:: THE INPUT
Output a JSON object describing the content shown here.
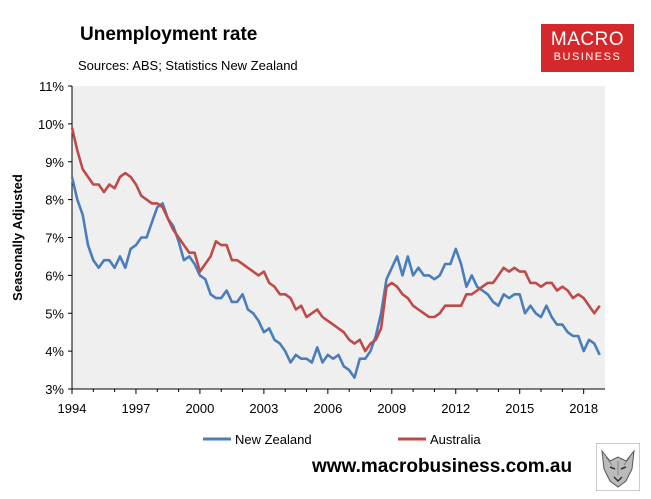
{
  "title": "Unemployment rate",
  "subtitle": "Sources: ABS; Statistics New Zealand",
  "logo": {
    "line1": "MACRO",
    "line2": "BUSINESS"
  },
  "website": "www.macrobusiness.com.au",
  "colors": {
    "new_zealand": "#4a7ebb",
    "australia": "#be4b48",
    "plot_bg": "#efefef",
    "logo_bg": "#d5282a"
  },
  "chart_data": {
    "type": "line",
    "title": "Unemployment rate",
    "xlabel": "",
    "ylabel": "Seasonally Adjusted",
    "xlim": [
      1994,
      2019
    ],
    "ylim": [
      3,
      11
    ],
    "x_ticks": [
      "1994",
      "1997",
      "2000",
      "2003",
      "2006",
      "2009",
      "2012",
      "2015",
      "2018"
    ],
    "y_ticks": [
      "3%",
      "4%",
      "5%",
      "6%",
      "7%",
      "8%",
      "9%",
      "10%",
      "11%"
    ],
    "grid": false,
    "legend": "bottom",
    "series": [
      {
        "name": "New Zealand",
        "color": "#4a7ebb",
        "x": [
          1994.0,
          1994.25,
          1994.5,
          1994.75,
          1995.0,
          1995.25,
          1995.5,
          1995.75,
          1996.0,
          1996.25,
          1996.5,
          1996.75,
          1997.0,
          1997.25,
          1997.5,
          1997.75,
          1998.0,
          1998.25,
          1998.5,
          1998.75,
          1999.0,
          1999.25,
          1999.5,
          1999.75,
          2000.0,
          2000.25,
          2000.5,
          2000.75,
          2001.0,
          2001.25,
          2001.5,
          2001.75,
          2002.0,
          2002.25,
          2002.5,
          2002.75,
          2003.0,
          2003.25,
          2003.5,
          2003.75,
          2004.0,
          2004.25,
          2004.5,
          2004.75,
          2005.0,
          2005.25,
          2005.5,
          2005.75,
          2006.0,
          2006.25,
          2006.5,
          2006.75,
          2007.0,
          2007.25,
          2007.5,
          2007.75,
          2008.0,
          2008.25,
          2008.5,
          2008.75,
          2009.0,
          2009.25,
          2009.5,
          2009.75,
          2010.0,
          2010.25,
          2010.5,
          2010.75,
          2011.0,
          2011.25,
          2011.5,
          2011.75,
          2012.0,
          2012.25,
          2012.5,
          2012.75,
          2013.0,
          2013.25,
          2013.5,
          2013.75,
          2014.0,
          2014.25,
          2014.5,
          2014.75,
          2015.0,
          2015.25,
          2015.5,
          2015.75,
          2016.0,
          2016.25,
          2016.5,
          2016.75,
          2017.0,
          2017.25,
          2017.5,
          2017.75,
          2018.0,
          2018.25,
          2018.5,
          2018.75
        ],
        "values": [
          8.6,
          8.0,
          7.6,
          6.8,
          6.4,
          6.2,
          6.4,
          6.4,
          6.2,
          6.5,
          6.2,
          6.7,
          6.8,
          7.0,
          7.0,
          7.4,
          7.8,
          7.9,
          7.5,
          7.3,
          6.9,
          6.4,
          6.5,
          6.3,
          6.0,
          5.9,
          5.5,
          5.4,
          5.4,
          5.6,
          5.3,
          5.3,
          5.5,
          5.1,
          5.0,
          4.8,
          4.5,
          4.6,
          4.3,
          4.2,
          4.0,
          3.7,
          3.9,
          3.8,
          3.8,
          3.7,
          4.1,
          3.7,
          3.9,
          3.8,
          3.9,
          3.6,
          3.5,
          3.3,
          3.8,
          3.8,
          4.0,
          4.4,
          5.0,
          5.9,
          6.2,
          6.5,
          6.0,
          6.5,
          6.0,
          6.2,
          6.0,
          6.0,
          5.9,
          6.0,
          6.3,
          6.3,
          6.7,
          6.3,
          5.7,
          6.0,
          5.7,
          5.6,
          5.5,
          5.3,
          5.2,
          5.5,
          5.4,
          5.5,
          5.5,
          5.0,
          5.2,
          5.0,
          4.9,
          5.2,
          4.9,
          4.7,
          4.7,
          4.5,
          4.4,
          4.4,
          4.0,
          4.3,
          4.2,
          3.9
        ]
      },
      {
        "name": "Australia",
        "color": "#be4b48",
        "x": [
          1994.0,
          1994.25,
          1994.5,
          1994.75,
          1995.0,
          1995.25,
          1995.5,
          1995.75,
          1996.0,
          1996.25,
          1996.5,
          1996.75,
          1997.0,
          1997.25,
          1997.5,
          1997.75,
          1998.0,
          1998.25,
          1998.5,
          1998.75,
          1999.0,
          1999.25,
          1999.5,
          1999.75,
          2000.0,
          2000.25,
          2000.5,
          2000.75,
          2001.0,
          2001.25,
          2001.5,
          2001.75,
          2002.0,
          2002.25,
          2002.5,
          2002.75,
          2003.0,
          2003.25,
          2003.5,
          2003.75,
          2004.0,
          2004.25,
          2004.5,
          2004.75,
          2005.0,
          2005.25,
          2005.5,
          2005.75,
          2006.0,
          2006.25,
          2006.5,
          2006.75,
          2007.0,
          2007.25,
          2007.5,
          2007.75,
          2008.0,
          2008.25,
          2008.5,
          2008.75,
          2009.0,
          2009.25,
          2009.5,
          2009.75,
          2010.0,
          2010.25,
          2010.5,
          2010.75,
          2011.0,
          2011.25,
          2011.5,
          2011.75,
          2012.0,
          2012.25,
          2012.5,
          2012.75,
          2013.0,
          2013.25,
          2013.5,
          2013.75,
          2014.0,
          2014.25,
          2014.5,
          2014.75,
          2015.0,
          2015.25,
          2015.5,
          2015.75,
          2016.0,
          2016.25,
          2016.5,
          2016.75,
          2017.0,
          2017.25,
          2017.5,
          2017.75,
          2018.0,
          2018.25,
          2018.5,
          2018.75
        ],
        "values": [
          9.9,
          9.3,
          8.8,
          8.6,
          8.4,
          8.4,
          8.2,
          8.4,
          8.3,
          8.6,
          8.7,
          8.6,
          8.4,
          8.1,
          8.0,
          7.9,
          7.9,
          7.8,
          7.5,
          7.2,
          7.0,
          6.8,
          6.6,
          6.6,
          6.1,
          6.3,
          6.5,
          6.9,
          6.8,
          6.8,
          6.4,
          6.4,
          6.3,
          6.2,
          6.1,
          6.0,
          6.1,
          5.8,
          5.7,
          5.5,
          5.5,
          5.4,
          5.1,
          5.2,
          4.9,
          5.0,
          5.1,
          4.9,
          4.8,
          4.7,
          4.6,
          4.5,
          4.3,
          4.2,
          4.3,
          4.0,
          4.2,
          4.3,
          4.6,
          5.7,
          5.8,
          5.7,
          5.5,
          5.4,
          5.2,
          5.1,
          5.0,
          4.9,
          4.9,
          5.0,
          5.2,
          5.2,
          5.2,
          5.2,
          5.5,
          5.5,
          5.6,
          5.7,
          5.8,
          5.8,
          6.0,
          6.2,
          6.1,
          6.2,
          6.1,
          6.1,
          5.8,
          5.8,
          5.7,
          5.8,
          5.8,
          5.6,
          5.7,
          5.6,
          5.4,
          5.5,
          5.4,
          5.2,
          5.0,
          5.2
        ]
      }
    ]
  }
}
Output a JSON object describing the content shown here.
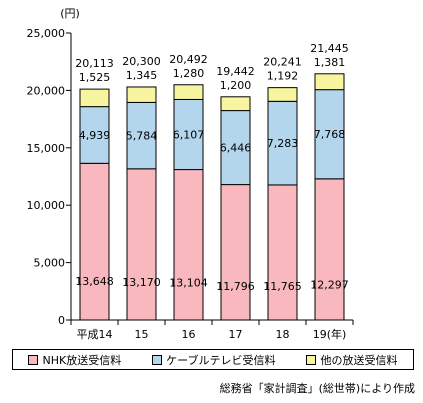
{
  "chart_data": {
    "type": "bar",
    "stacked": true,
    "unit_label": "(円)",
    "x_suffix": "(年)",
    "categories": [
      "平成14",
      "15",
      "16",
      "17",
      "18",
      "19"
    ],
    "series": [
      {
        "name": "NHK放送受信料",
        "color": "#f9b8bd",
        "values": [
          13648,
          13170,
          13104,
          11796,
          11765,
          12297
        ],
        "labels": [
          "13,648",
          "13,170",
          "13,104",
          "11,796",
          "11,765",
          "12,297"
        ]
      },
      {
        "name": "ケーブルテレビ受信料",
        "color": "#b3d6ec",
        "values": [
          4939,
          5784,
          6107,
          6446,
          7283,
          7768
        ],
        "labels": [
          "4,939",
          "5,784",
          "6,107",
          "6,446",
          "7,283",
          "7,768"
        ]
      },
      {
        "name": "他の放送受信料",
        "color": "#f8f5a0",
        "values": [
          1525,
          1345,
          1280,
          1200,
          1192,
          1381
        ],
        "labels": [
          "1,525",
          "1,345",
          "1,280",
          "1,200",
          "1,192",
          "1,381"
        ]
      }
    ],
    "totals": [
      20113,
      20300,
      20492,
      19442,
      20241,
      21445
    ],
    "total_labels": [
      "20,113",
      "20,300",
      "20,492",
      "19,442",
      "20,241",
      "21,445"
    ],
    "ylim": [
      0,
      25000
    ],
    "yticks": [
      0,
      5000,
      10000,
      15000,
      20000,
      25000
    ],
    "ytick_labels": [
      "0",
      "5,000",
      "10,000",
      "15,000",
      "20,000",
      "25,000"
    ],
    "grid": false,
    "legend_position": "bottom"
  },
  "source": "総務省「家計調査」(総世帯)により作成"
}
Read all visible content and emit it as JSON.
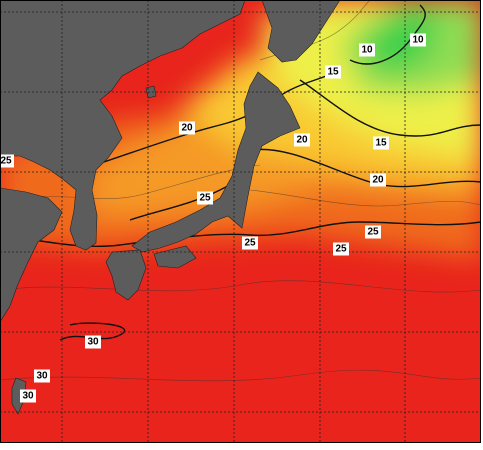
{
  "map": {
    "contour_labels": [
      "10",
      "10",
      "15",
      "20",
      "20",
      "15",
      "20",
      "25",
      "25",
      "25",
      "25",
      "30",
      "30",
      "30",
      "25"
    ]
  }
}
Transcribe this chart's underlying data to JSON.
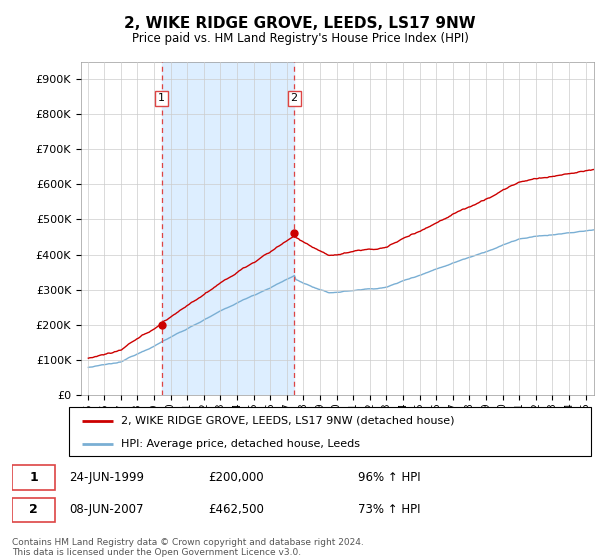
{
  "title": "2, WIKE RIDGE GROVE, LEEDS, LS17 9NW",
  "subtitle": "Price paid vs. HM Land Registry's House Price Index (HPI)",
  "legend_line1": "2, WIKE RIDGE GROVE, LEEDS, LS17 9NW (detached house)",
  "legend_line2": "HPI: Average price, detached house, Leeds",
  "sale1_date": "24-JUN-1999",
  "sale1_price": "£200,000",
  "sale1_hpi": "96% ↑ HPI",
  "sale2_date": "08-JUN-2007",
  "sale2_price": "£462,500",
  "sale2_hpi": "73% ↑ HPI",
  "footer": "Contains HM Land Registry data © Crown copyright and database right 2024.\nThis data is licensed under the Open Government Licence v3.0.",
  "property_color": "#cc0000",
  "hpi_color": "#7aafd4",
  "vline_color": "#dd4444",
  "shade_color": "#ddeeff",
  "ylim_min": 0,
  "ylim_max": 950000,
  "yticks": [
    0,
    100000,
    200000,
    300000,
    400000,
    500000,
    600000,
    700000,
    800000,
    900000
  ],
  "sale1_year": 1999.46,
  "sale1_value": 200000,
  "sale2_year": 2007.44,
  "sale2_value": 462500,
  "bg_color": "#ffffff",
  "grid_color": "#cccccc"
}
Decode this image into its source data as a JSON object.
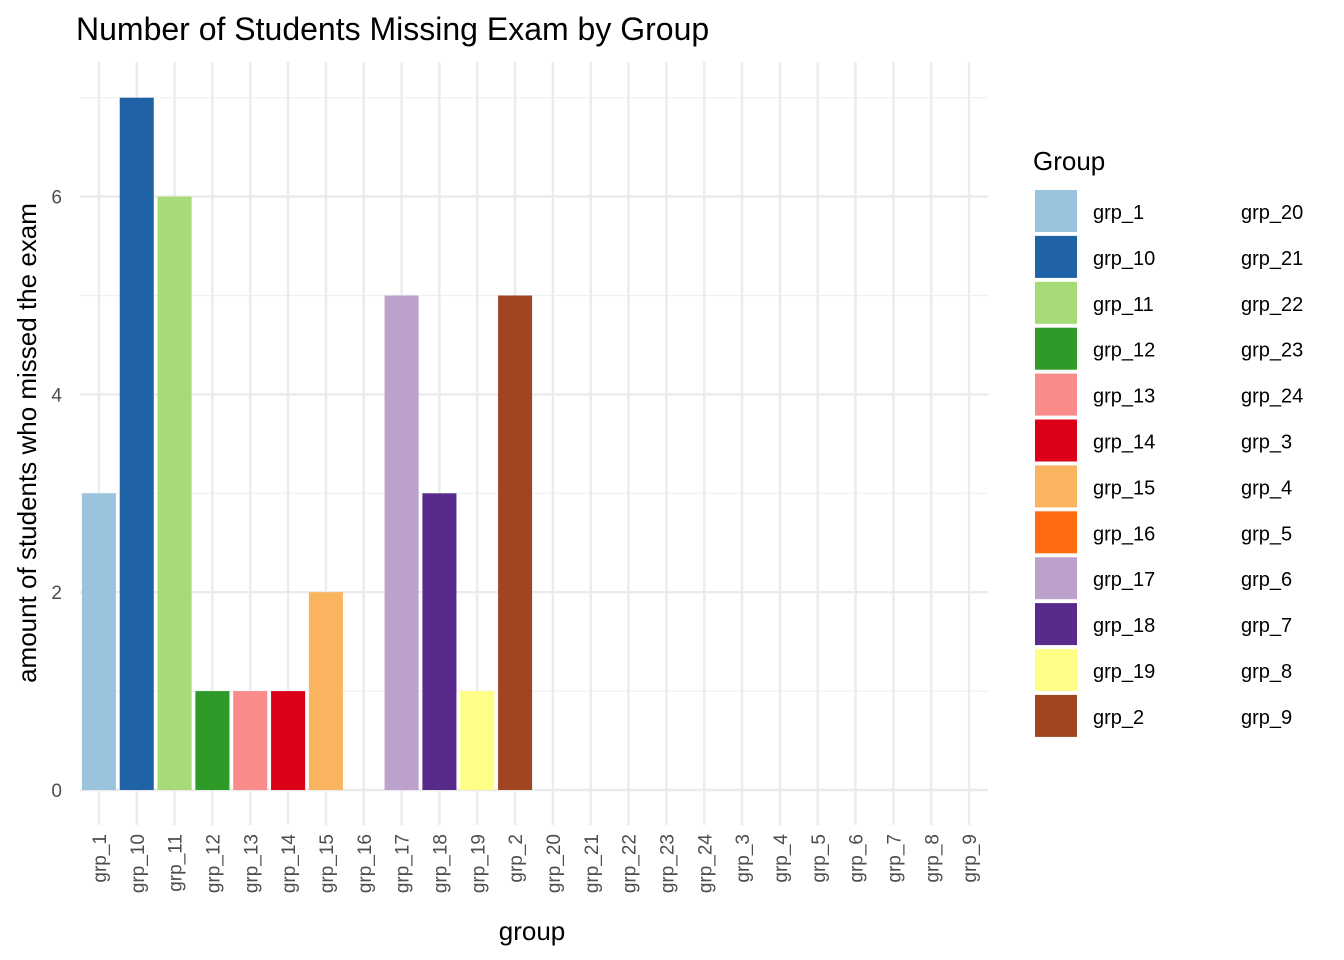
{
  "chart_data": {
    "type": "bar",
    "title": "Number of Students Missing Exam by Group",
    "xlabel": "group",
    "ylabel": "amount of students who missed the exam",
    "ylim": [
      0,
      7
    ],
    "yticks": [
      0,
      2,
      4,
      6
    ],
    "grid": true,
    "legend_title": "Group",
    "legend_position": "right",
    "categories": [
      "grp_1",
      "grp_10",
      "grp_11",
      "grp_12",
      "grp_13",
      "grp_14",
      "grp_15",
      "grp_16",
      "grp_17",
      "grp_18",
      "grp_19",
      "grp_2",
      "grp_20",
      "grp_21",
      "grp_22",
      "grp_23",
      "grp_24",
      "grp_3",
      "grp_4",
      "grp_5",
      "grp_6",
      "grp_7",
      "grp_8",
      "grp_9"
    ],
    "values": [
      3,
      7,
      6,
      1,
      1,
      1,
      2,
      0,
      5,
      3,
      1,
      5,
      0,
      0,
      0,
      0,
      0,
      0,
      0,
      0,
      0,
      0,
      0,
      0
    ],
    "colors": [
      "#9ac4de",
      "#1f63a6",
      "#a7db78",
      "#2e9a27",
      "#f98b8a",
      "#dc0019",
      "#fab45f",
      "#ff6b0e",
      "#bca1cc",
      "#582a8b",
      "#fffe86",
      "#a04521"
    ],
    "legend_entries_col1": [
      "grp_1",
      "grp_10",
      "grp_11",
      "grp_12",
      "grp_13",
      "grp_14",
      "grp_15",
      "grp_16",
      "grp_17",
      "grp_18",
      "grp_19",
      "grp_2"
    ],
    "legend_entries_col2": [
      "grp_20",
      "grp_21",
      "grp_22",
      "grp_23",
      "grp_24",
      "grp_3",
      "grp_4",
      "grp_5",
      "grp_6",
      "grp_7",
      "grp_8",
      "grp_9"
    ]
  }
}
::::
> **STATED EXERCISE**:
Gather from the records above every line containing the string "JSON".

> **RESPONSE**:
Output a JSON object describing the content shown here.
Output a JSON object describing the content shown here.
Read all visible content and emit it as JSON.
Transcribe this chart's underlying data to JSON.
Decode this image into its source data as a JSON object.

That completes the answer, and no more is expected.